TASK TO COMPLETE: The exercise asks for every line of the data to be reproduced exactly.

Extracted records
**********
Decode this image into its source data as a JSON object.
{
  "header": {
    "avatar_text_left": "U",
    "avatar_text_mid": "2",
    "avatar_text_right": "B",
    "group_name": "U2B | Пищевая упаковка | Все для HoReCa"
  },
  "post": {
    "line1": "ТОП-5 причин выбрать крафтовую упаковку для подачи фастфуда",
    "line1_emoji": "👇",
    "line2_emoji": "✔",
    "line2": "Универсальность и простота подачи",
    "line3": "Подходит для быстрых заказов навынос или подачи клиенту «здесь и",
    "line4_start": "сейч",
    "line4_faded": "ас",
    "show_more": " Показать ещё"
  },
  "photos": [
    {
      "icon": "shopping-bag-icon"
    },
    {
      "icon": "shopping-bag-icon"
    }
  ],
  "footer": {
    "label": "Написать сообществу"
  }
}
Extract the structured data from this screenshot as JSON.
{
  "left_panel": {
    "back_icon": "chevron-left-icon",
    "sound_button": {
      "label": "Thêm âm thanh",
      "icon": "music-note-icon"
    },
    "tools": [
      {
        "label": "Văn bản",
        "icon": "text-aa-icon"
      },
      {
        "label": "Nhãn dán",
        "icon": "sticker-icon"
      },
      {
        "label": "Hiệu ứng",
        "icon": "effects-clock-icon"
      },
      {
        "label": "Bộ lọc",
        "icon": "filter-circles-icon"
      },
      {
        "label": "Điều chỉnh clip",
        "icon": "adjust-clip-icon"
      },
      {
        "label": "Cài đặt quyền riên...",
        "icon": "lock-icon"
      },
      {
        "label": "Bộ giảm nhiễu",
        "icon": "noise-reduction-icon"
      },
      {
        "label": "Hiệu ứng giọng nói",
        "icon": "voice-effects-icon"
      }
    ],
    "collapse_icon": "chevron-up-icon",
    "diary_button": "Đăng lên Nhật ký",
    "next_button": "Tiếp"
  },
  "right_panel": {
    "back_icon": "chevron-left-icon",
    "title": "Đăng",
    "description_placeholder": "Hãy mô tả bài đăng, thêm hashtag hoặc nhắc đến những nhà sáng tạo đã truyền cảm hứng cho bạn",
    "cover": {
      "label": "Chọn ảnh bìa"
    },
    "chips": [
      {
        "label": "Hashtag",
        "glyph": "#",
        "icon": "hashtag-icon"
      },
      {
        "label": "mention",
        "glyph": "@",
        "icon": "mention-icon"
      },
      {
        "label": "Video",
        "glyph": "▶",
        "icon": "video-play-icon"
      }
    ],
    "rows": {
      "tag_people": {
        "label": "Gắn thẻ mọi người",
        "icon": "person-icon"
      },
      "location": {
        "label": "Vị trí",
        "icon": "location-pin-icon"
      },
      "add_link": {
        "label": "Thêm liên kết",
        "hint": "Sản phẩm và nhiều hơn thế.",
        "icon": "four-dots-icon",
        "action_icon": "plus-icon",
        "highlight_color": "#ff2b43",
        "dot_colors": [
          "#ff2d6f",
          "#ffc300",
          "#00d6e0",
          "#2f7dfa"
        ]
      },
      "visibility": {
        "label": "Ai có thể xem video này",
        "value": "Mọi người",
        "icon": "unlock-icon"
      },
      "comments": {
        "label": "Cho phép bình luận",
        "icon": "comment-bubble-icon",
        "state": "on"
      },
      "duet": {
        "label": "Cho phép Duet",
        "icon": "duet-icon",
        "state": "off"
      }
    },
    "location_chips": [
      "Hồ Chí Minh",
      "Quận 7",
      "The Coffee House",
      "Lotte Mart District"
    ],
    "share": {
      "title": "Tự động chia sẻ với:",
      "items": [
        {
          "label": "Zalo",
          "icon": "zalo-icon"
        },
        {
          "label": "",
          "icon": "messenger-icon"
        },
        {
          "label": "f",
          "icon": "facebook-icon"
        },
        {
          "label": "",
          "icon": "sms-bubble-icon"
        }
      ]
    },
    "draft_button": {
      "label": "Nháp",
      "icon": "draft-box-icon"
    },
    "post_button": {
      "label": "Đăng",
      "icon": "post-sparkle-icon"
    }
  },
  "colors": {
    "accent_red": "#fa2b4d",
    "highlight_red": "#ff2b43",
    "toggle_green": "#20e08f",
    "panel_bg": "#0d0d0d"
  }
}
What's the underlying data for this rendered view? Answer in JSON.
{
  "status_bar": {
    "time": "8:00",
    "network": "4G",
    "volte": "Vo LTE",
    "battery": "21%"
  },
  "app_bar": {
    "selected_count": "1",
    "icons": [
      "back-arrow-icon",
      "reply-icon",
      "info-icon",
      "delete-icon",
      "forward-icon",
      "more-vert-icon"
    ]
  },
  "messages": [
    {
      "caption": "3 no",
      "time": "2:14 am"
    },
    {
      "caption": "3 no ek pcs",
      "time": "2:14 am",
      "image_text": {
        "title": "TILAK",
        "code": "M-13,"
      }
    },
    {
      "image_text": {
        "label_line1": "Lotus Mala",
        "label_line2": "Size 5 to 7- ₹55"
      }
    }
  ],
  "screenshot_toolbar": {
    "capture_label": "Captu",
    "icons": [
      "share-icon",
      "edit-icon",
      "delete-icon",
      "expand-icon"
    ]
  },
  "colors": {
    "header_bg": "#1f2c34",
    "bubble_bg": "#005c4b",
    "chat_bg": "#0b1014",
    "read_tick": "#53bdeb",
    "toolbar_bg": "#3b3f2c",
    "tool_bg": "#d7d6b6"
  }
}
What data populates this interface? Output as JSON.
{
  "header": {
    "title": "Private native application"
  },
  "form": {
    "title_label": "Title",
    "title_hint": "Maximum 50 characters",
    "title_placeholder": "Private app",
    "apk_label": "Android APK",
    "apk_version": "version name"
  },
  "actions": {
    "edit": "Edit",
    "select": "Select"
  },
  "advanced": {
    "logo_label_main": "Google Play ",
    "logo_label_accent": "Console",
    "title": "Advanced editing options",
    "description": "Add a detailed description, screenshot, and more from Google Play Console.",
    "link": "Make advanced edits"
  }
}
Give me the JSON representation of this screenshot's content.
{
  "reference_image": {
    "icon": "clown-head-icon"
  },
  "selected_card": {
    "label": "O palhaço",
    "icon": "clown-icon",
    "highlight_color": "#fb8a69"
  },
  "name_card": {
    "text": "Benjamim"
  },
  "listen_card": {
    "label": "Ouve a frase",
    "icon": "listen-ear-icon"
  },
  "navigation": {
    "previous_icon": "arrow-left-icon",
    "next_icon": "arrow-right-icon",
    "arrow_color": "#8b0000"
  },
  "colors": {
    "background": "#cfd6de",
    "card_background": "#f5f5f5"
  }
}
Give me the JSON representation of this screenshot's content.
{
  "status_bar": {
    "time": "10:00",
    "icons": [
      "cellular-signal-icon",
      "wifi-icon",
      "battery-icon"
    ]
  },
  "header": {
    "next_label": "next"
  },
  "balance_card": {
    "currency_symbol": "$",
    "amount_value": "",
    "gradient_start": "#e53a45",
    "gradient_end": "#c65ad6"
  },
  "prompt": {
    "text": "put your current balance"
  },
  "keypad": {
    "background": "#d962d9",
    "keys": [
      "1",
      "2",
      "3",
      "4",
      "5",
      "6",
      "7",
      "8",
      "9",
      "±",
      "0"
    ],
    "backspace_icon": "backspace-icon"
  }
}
**********
EXERCISE ANSWER:
Decode this image into its source data as a JSON object.
{
  "header": {
    "avatar_text_left": "U",
    "avatar_text_mid": "2",
    "avatar_text_right": "B",
    "group_name": "U2B | Пищевая упаковка | Все для HoReCa"
  },
  "post": {
    "line1": "ТОП-5 причин выбрать крафтовую упаковку для подачи фастфуда",
    "line1_emoji": "👇",
    "line2_emoji": "✔",
    "line2": "Универсальность и простота подачи",
    "line3": "Подходит для быстрых заказов навынос или подачи клиенту «здесь и",
    "line4_start": "сейч",
    "line4_faded": "ас",
    "show_more": " Показать ещё"
  },
  "photos": [
    {
      "icon": "shopping-bag-icon"
    },
    {
      "icon": "shopping-bag-icon"
    }
  ],
  "footer": {
    "label": "Написать сообществу"
  }
}
Extract the structured data from this screenshot as JSON.
{
  "left_panel": {
    "back_icon": "chevron-left-icon",
    "sound_button": {
      "label": "Thêm âm thanh",
      "icon": "music-note-icon"
    },
    "tools": [
      {
        "label": "Văn bản",
        "icon": "text-aa-icon"
      },
      {
        "label": "Nhãn dán",
        "icon": "sticker-icon"
      },
      {
        "label": "Hiệu ứng",
        "icon": "effects-clock-icon"
      },
      {
        "label": "Bộ lọc",
        "icon": "filter-circles-icon"
      },
      {
        "label": "Điều chỉnh clip",
        "icon": "adjust-clip-icon"
      },
      {
        "label": "Cài đặt quyền riên...",
        "icon": "lock-icon"
      },
      {
        "label": "Bộ giảm nhiễu",
        "icon": "noise-reduction-icon"
      },
      {
        "label": "Hiệu ứng giọng nói",
        "icon": "voice-effects-icon"
      }
    ],
    "collapse_icon": "chevron-up-icon",
    "diary_button": "Đăng lên Nhật ký",
    "next_button": "Tiếp"
  },
  "right_panel": {
    "back_icon": "chevron-left-icon",
    "title": "Đăng",
    "description_placeholder": "Hãy mô tả bài đăng, thêm hashtag hoặc nhắc đến những nhà sáng tạo đã truyền cảm hứng cho bạn",
    "cover": {
      "label": "Chọn ảnh bìa"
    },
    "chips": [
      {
        "label": "Hashtag",
        "glyph": "#",
        "icon": "hashtag-icon"
      },
      {
        "label": "mention",
        "glyph": "@",
        "icon": "mention-icon"
      },
      {
        "label": "Video",
        "glyph": "▶",
        "icon": "video-play-icon"
      }
    ],
    "rows": {
      "tag_people": {
        "label": "Gắn thẻ mọi người",
        "icon": "person-icon"
      },
      "location": {
        "label": "Vị trí",
        "icon": "location-pin-icon"
      },
      "add_link": {
        "label": "Thêm liên kết",
        "hint": "Sản phẩm và nhiều hơn thế.",
        "icon": "four-dots-icon",
        "action_icon": "plus-icon",
        "highlight_color": "#ff2b43",
        "dot_colors": [
          "#ff2d6f",
          "#ffc300",
          "#00d6e0",
          "#2f7dfa"
        ]
      },
      "visibility": {
        "label": "Ai có thể xem video này",
        "value": "Mọi người",
        "icon": "unlock-icon"
      },
      "comments": {
        "label": "Cho phép bình luận",
        "icon": "comment-bubble-icon",
        "state": "on"
      },
      "duet": {
        "label": "Cho phép Duet",
        "icon": "duet-icon",
        "state": "off"
      }
    },
    "location_chips": [
      "Hồ Chí Minh",
      "Quận 7",
      "The Coffee House",
      "Lotte Mart District"
    ],
    "share": {
      "title": "Tự động chia sẻ với:",
      "items": [
        {
          "label": "Zalo",
          "icon": "zalo-icon"
        },
        {
          "label": "",
          "icon": "messenger-icon"
        },
        {
          "label": "f",
          "icon": "facebook-icon"
        },
        {
          "label": "",
          "icon": "sms-bubble-icon"
        }
      ]
    },
    "draft_button": {
      "label": "Nháp",
      "icon": "draft-box-icon"
    },
    "post_button": {
      "label": "Đăng",
      "icon": "post-sparkle-icon"
    }
  },
  "colors": {
    "accent_red": "#fa2b4d",
    "highlight_red": "#ff2b43",
    "toggle_green": "#20e08f",
    "panel_bg": "#0d0d0d"
  }
}
What's the underlying data for this rendered view? Answer in JSON.
{
  "status_bar": {
    "time": "8:00",
    "network": "4G",
    "volte": "Vo LTE",
    "battery": "21%"
  },
  "app_bar": {
    "selected_count": "1",
    "icons": [
      "back-arrow-icon",
      "reply-icon",
      "info-icon",
      "delete-icon",
      "forward-icon",
      "more-vert-icon"
    ]
  },
  "messages": [
    {
      "caption": "3 no",
      "time": "2:14 am"
    },
    {
      "caption": "3 no ek pcs",
      "time": "2:14 am",
      "image_text": {
        "title": "TILAK",
        "code": "M-13,"
      }
    },
    {
      "image_text": {
        "label_line1": "Lotus Mala",
        "label_line2": "Size 5 to 7- ₹55"
      }
    }
  ],
  "screenshot_toolbar": {
    "capture_label": "Captu",
    "icons": [
      "share-icon",
      "edit-icon",
      "delete-icon",
      "expand-icon"
    ]
  },
  "colors": {
    "header_bg": "#1f2c34",
    "bubble_bg": "#005c4b",
    "chat_bg": "#0b1014",
    "read_tick": "#53bdeb",
    "toolbar_bg": "#3b3f2c",
    "tool_bg": "#d7d6b6"
  }
}
What data populates this interface? Output as JSON.
{
  "header": {
    "title": "Private native application"
  },
  "form": {
    "title_label": "Title",
    "title_hint": "Maximum 50 characters",
    "title_placeholder": "Private app",
    "apk_label": "Android APK",
    "apk_version": "version name"
  },
  "actions": {
    "edit": "Edit",
    "select": "Select"
  },
  "advanced": {
    "logo_label_main": "Google Play ",
    "logo_label_accent": "Console",
    "title": "Advanced editing options",
    "description": "Add a detailed description, screenshot, and more from Google Play Console.",
    "link": "Make advanced edits"
  }
}
Give me the JSON representation of this screenshot's content.
{
  "reference_image": {
    "icon": "clown-head-icon"
  },
  "selected_card": {
    "label": "O palhaço",
    "icon": "clown-icon",
    "highlight_color": "#fb8a69"
  },
  "name_card": {
    "text": "Benjamim"
  },
  "listen_card": {
    "label": "Ouve a frase",
    "icon": "listen-ear-icon"
  },
  "navigation": {
    "previous_icon": "arrow-left-icon",
    "next_icon": "arrow-right-icon",
    "arrow_color": "#8b0000"
  },
  "colors": {
    "background": "#cfd6de",
    "card_background": "#f5f5f5"
  }
}
Give me the JSON representation of this screenshot's content.
{
  "status_bar": {
    "time": "10:00",
    "icons": [
      "cellular-signal-icon",
      "wifi-icon",
      "battery-icon"
    ]
  },
  "header": {
    "next_label": "next"
  },
  "balance_card": {
    "currency_symbol": "$",
    "amount_value": "",
    "gradient_start": "#e53a45",
    "gradient_end": "#c65ad6"
  },
  "prompt": {
    "text": "put your current balance"
  },
  "keypad": {
    "background": "#d962d9",
    "keys": [
      "1",
      "2",
      "3",
      "4",
      "5",
      "6",
      "7",
      "8",
      "9",
      "±",
      "0"
    ],
    "backspace_icon": "backspace-icon"
  }
}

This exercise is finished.